-------- Data in this exercise --------

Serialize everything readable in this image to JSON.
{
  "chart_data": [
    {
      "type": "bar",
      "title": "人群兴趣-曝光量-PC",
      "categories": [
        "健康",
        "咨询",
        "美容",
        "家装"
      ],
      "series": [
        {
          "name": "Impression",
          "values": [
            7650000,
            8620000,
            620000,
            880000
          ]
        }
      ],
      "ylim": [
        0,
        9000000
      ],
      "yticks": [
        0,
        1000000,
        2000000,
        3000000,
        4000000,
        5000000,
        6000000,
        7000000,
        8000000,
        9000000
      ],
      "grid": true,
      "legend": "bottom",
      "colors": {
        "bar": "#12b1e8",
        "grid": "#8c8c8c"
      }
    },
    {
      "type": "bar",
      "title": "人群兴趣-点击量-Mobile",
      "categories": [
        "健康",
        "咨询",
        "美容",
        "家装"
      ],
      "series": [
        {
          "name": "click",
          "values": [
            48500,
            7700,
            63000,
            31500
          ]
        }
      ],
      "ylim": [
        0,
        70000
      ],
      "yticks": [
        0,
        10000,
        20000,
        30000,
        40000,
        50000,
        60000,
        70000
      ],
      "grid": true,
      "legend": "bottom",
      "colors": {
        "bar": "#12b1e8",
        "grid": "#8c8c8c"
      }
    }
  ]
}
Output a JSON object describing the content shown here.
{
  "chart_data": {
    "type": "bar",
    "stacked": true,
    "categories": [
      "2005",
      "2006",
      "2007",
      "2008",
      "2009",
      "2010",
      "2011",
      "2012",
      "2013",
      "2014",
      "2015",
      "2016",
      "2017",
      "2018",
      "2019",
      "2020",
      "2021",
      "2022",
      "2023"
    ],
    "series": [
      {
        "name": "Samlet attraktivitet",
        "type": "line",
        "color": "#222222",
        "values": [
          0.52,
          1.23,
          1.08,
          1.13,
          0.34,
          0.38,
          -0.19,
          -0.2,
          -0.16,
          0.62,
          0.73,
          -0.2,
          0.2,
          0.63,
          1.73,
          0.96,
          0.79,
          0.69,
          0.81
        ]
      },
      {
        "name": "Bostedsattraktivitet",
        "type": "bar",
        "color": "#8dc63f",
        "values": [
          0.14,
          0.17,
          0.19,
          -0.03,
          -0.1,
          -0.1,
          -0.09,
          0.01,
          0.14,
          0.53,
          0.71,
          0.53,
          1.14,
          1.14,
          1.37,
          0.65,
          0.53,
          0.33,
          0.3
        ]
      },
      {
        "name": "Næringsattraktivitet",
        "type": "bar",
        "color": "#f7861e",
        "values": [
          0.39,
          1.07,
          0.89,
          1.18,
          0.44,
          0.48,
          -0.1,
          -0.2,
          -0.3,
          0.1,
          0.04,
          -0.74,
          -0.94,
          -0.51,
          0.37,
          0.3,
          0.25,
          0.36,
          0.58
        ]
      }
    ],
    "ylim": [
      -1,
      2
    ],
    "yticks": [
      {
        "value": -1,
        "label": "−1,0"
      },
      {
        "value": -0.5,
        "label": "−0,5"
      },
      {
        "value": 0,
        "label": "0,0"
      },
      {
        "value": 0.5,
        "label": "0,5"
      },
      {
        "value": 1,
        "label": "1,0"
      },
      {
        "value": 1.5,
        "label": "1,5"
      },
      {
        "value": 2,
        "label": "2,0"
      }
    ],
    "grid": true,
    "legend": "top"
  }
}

--------

== Task to complete ==
Everything in the listing above should be restated exactly.

== Task answer ==
Serialize everything readable in this image to JSON.
{
  "chart_data": [
    {
      "type": "bar",
      "title": "人群兴趣-曝光量-PC",
      "categories": [
        "健康",
        "咨询",
        "美容",
        "家装"
      ],
      "series": [
        {
          "name": "Impression",
          "values": [
            7650000,
            8620000,
            620000,
            880000
          ]
        }
      ],
      "ylim": [
        0,
        9000000
      ],
      "yticks": [
        0,
        1000000,
        2000000,
        3000000,
        4000000,
        5000000,
        6000000,
        7000000,
        8000000,
        9000000
      ],
      "grid": true,
      "legend": "bottom",
      "colors": {
        "bar": "#12b1e8",
        "grid": "#8c8c8c"
      }
    },
    {
      "type": "bar",
      "title": "人群兴趣-点击量-Mobile",
      "categories": [
        "健康",
        "咨询",
        "美容",
        "家装"
      ],
      "series": [
        {
          "name": "click",
          "values": [
            48500,
            7700,
            63000,
            31500
          ]
        }
      ],
      "ylim": [
        0,
        70000
      ],
      "yticks": [
        0,
        10000,
        20000,
        30000,
        40000,
        50000,
        60000,
        70000
      ],
      "grid": true,
      "legend": "bottom",
      "colors": {
        "bar": "#12b1e8",
        "grid": "#8c8c8c"
      }
    }
  ]
}
Output a JSON object describing the content shown here.
{
  "chart_data": {
    "type": "bar",
    "stacked": true,
    "categories": [
      "2005",
      "2006",
      "2007",
      "2008",
      "2009",
      "2010",
      "2011",
      "2012",
      "2013",
      "2014",
      "2015",
      "2016",
      "2017",
      "2018",
      "2019",
      "2020",
      "2021",
      "2022",
      "2023"
    ],
    "series": [
      {
        "name": "Samlet attraktivitet",
        "type": "line",
        "color": "#222222",
        "values": [
          0.52,
          1.23,
          1.08,
          1.13,
          0.34,
          0.38,
          -0.19,
          -0.2,
          -0.16,
          0.62,
          0.73,
          -0.2,
          0.2,
          0.63,
          1.73,
          0.96,
          0.79,
          0.69,
          0.81
        ]
      },
      {
        "name": "Bostedsattraktivitet",
        "type": "bar",
        "color": "#8dc63f",
        "values": [
          0.14,
          0.17,
          0.19,
          -0.03,
          -0.1,
          -0.1,
          -0.09,
          0.01,
          0.14,
          0.53,
          0.71,
          0.53,
          1.14,
          1.14,
          1.37,
          0.65,
          0.53,
          0.33,
          0.3
        ]
      },
      {
        "name": "Næringsattraktivitet",
        "type": "bar",
        "color": "#f7861e",
        "values": [
          0.39,
          1.07,
          0.89,
          1.18,
          0.44,
          0.48,
          -0.1,
          -0.2,
          -0.3,
          0.1,
          0.04,
          -0.74,
          -0.94,
          -0.51,
          0.37,
          0.3,
          0.25,
          0.36,
          0.58
        ]
      }
    ],
    "ylim": [
      -1,
      2
    ],
    "yticks": [
      {
        "value": -1,
        "label": "−1,0"
      },
      {
        "value": -0.5,
        "label": "−0,5"
      },
      {
        "value": 0,
        "label": "0,0"
      },
      {
        "value": 0.5,
        "label": "0,5"
      },
      {
        "value": 1,
        "label": "1,0"
      },
      {
        "value": 1.5,
        "label": "1,5"
      },
      {
        "value": 2,
        "label": "2,0"
      }
    ],
    "grid": true,
    "legend": "top"
  }
}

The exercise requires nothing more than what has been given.